(Entries from a dataset)
▼▼▼

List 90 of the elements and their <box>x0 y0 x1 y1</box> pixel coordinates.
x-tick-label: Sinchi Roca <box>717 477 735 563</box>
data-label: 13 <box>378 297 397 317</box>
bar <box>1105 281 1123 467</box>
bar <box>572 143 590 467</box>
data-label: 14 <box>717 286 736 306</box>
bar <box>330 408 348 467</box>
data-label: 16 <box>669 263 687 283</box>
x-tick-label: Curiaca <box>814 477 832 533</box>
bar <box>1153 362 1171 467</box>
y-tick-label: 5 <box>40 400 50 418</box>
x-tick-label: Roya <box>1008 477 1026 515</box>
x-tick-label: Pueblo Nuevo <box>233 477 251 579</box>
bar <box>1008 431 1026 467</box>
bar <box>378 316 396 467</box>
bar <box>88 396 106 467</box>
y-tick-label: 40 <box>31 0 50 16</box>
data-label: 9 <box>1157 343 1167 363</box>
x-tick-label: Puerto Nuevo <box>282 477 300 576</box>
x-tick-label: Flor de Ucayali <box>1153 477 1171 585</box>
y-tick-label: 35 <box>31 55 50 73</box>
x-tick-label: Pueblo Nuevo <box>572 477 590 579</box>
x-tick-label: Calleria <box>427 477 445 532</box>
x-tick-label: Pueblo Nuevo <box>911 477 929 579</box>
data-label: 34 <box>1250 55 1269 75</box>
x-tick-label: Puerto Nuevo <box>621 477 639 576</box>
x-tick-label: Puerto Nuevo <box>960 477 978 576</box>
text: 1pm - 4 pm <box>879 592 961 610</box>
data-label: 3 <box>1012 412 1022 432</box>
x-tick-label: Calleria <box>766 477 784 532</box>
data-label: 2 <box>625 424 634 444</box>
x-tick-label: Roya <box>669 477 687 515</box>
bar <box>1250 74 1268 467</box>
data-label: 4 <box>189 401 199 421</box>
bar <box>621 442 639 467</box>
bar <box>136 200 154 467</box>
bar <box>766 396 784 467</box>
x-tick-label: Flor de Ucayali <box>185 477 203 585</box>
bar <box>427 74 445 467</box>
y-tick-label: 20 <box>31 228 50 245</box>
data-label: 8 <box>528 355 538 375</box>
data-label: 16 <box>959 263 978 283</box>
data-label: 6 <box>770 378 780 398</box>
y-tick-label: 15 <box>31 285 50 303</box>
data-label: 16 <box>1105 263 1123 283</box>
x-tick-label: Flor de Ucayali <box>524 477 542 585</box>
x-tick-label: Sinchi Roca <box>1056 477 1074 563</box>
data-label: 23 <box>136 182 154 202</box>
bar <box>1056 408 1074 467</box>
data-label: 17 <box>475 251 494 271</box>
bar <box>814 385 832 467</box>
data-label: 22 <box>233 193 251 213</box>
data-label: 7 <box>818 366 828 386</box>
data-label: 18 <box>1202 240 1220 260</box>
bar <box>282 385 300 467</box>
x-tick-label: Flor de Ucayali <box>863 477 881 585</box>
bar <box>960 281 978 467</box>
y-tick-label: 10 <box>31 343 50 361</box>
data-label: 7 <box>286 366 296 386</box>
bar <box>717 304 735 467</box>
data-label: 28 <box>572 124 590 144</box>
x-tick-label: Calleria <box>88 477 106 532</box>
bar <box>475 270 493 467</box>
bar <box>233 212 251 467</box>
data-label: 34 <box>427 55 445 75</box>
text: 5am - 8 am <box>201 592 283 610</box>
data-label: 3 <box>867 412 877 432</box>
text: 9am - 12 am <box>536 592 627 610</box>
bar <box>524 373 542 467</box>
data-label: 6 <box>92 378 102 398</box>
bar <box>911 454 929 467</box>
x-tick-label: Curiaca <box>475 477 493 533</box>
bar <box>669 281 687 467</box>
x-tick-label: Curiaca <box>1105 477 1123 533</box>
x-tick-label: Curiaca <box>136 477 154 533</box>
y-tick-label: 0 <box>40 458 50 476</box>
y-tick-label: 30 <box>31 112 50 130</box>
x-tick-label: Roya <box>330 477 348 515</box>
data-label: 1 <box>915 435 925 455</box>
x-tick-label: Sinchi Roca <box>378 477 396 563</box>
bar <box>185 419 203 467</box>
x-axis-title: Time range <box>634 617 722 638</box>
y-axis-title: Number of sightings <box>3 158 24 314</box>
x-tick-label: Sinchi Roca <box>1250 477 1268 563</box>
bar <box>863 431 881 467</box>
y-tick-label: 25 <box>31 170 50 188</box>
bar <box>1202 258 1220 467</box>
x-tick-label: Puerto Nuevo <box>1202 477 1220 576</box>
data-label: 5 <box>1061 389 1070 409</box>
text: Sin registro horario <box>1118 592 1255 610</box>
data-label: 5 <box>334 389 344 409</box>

▲▲▲

Task statement
Output all of the entries above again, character for character and in the same order.

Final result
List 90 of the elements and their <box>x0 y0 x1 y1</box> pixel coordinates.
x-tick-label: Sinchi Roca <box>717 477 735 563</box>
data-label: 13 <box>378 297 397 317</box>
bar <box>1105 281 1123 467</box>
bar <box>572 143 590 467</box>
data-label: 14 <box>717 286 736 306</box>
bar <box>330 408 348 467</box>
data-label: 16 <box>669 263 687 283</box>
x-tick-label: Curiaca <box>814 477 832 533</box>
bar <box>1153 362 1171 467</box>
y-tick-label: 5 <box>40 400 50 418</box>
x-tick-label: Roya <box>1008 477 1026 515</box>
x-tick-label: Pueblo Nuevo <box>233 477 251 579</box>
bar <box>1008 431 1026 467</box>
bar <box>378 316 396 467</box>
bar <box>88 396 106 467</box>
y-tick-label: 40 <box>31 0 50 16</box>
data-label: 9 <box>1157 343 1167 363</box>
x-tick-label: Puerto Nuevo <box>282 477 300 576</box>
x-tick-label: Flor de Ucayali <box>1153 477 1171 585</box>
y-tick-label: 35 <box>31 55 50 73</box>
x-tick-label: Pueblo Nuevo <box>572 477 590 579</box>
x-tick-label: Calleria <box>427 477 445 532</box>
x-tick-label: Pueblo Nuevo <box>911 477 929 579</box>
data-label: 34 <box>1250 55 1269 75</box>
x-tick-label: Puerto Nuevo <box>621 477 639 576</box>
x-tick-label: Puerto Nuevo <box>960 477 978 576</box>
text: 1pm - 4 pm <box>879 592 961 610</box>
data-label: 3 <box>1012 412 1022 432</box>
x-tick-label: Calleria <box>766 477 784 532</box>
data-label: 2 <box>625 424 634 444</box>
x-tick-label: Roya <box>669 477 687 515</box>
bar <box>1250 74 1268 467</box>
data-label: 4 <box>189 401 199 421</box>
bar <box>621 442 639 467</box>
bar <box>136 200 154 467</box>
bar <box>766 396 784 467</box>
x-tick-label: Flor de Ucayali <box>185 477 203 585</box>
bar <box>427 74 445 467</box>
y-tick-label: 20 <box>31 228 50 245</box>
data-label: 8 <box>528 355 538 375</box>
data-label: 16 <box>959 263 978 283</box>
data-label: 6 <box>770 378 780 398</box>
y-tick-label: 15 <box>31 285 50 303</box>
data-label: 16 <box>1105 263 1123 283</box>
x-tick-label: Flor de Ucayali <box>524 477 542 585</box>
x-tick-label: Sinchi Roca <box>1056 477 1074 563</box>
data-label: 23 <box>136 182 154 202</box>
bar <box>1056 408 1074 467</box>
data-label: 17 <box>475 251 494 271</box>
bar <box>814 385 832 467</box>
data-label: 22 <box>233 193 251 213</box>
data-label: 7 <box>818 366 828 386</box>
data-label: 18 <box>1202 240 1220 260</box>
bar <box>282 385 300 467</box>
x-tick-label: Flor de Ucayali <box>863 477 881 585</box>
bar <box>960 281 978 467</box>
y-tick-label: 10 <box>31 343 50 361</box>
data-label: 7 <box>286 366 296 386</box>
bar <box>717 304 735 467</box>
data-label: 28 <box>572 124 590 144</box>
x-tick-label: Calleria <box>88 477 106 532</box>
bar <box>475 270 493 467</box>
bar <box>233 212 251 467</box>
data-label: 34 <box>427 55 445 75</box>
text: 5am - 8 am <box>201 592 283 610</box>
data-label: 3 <box>867 412 877 432</box>
text: 9am - 12 am <box>536 592 627 610</box>
bar <box>524 373 542 467</box>
data-label: 6 <box>92 378 102 398</box>
bar <box>911 454 929 467</box>
x-tick-label: Curiaca <box>475 477 493 533</box>
bar <box>669 281 687 467</box>
x-tick-label: Curiaca <box>1105 477 1123 533</box>
x-tick-label: Curiaca <box>136 477 154 533</box>
y-tick-label: 0 <box>40 458 50 476</box>
y-tick-label: 30 <box>31 112 50 130</box>
x-tick-label: Roya <box>330 477 348 515</box>
data-label: 1 <box>915 435 925 455</box>
x-tick-label: Sinchi Roca <box>378 477 396 563</box>
bar <box>185 419 203 467</box>
x-axis-title: Time range <box>634 617 722 638</box>
y-axis-title: Number of sightings <box>3 158 24 314</box>
x-tick-label: Sinchi Roca <box>1250 477 1268 563</box>
bar <box>863 431 881 467</box>
y-tick-label: 25 <box>31 170 50 188</box>
bar <box>1202 258 1220 467</box>
x-tick-label: Puerto Nuevo <box>1202 477 1220 576</box>
data-label: 5 <box>1061 389 1070 409</box>
text: Sin registro horario <box>1118 592 1255 610</box>
data-label: 5 <box>334 389 344 409</box>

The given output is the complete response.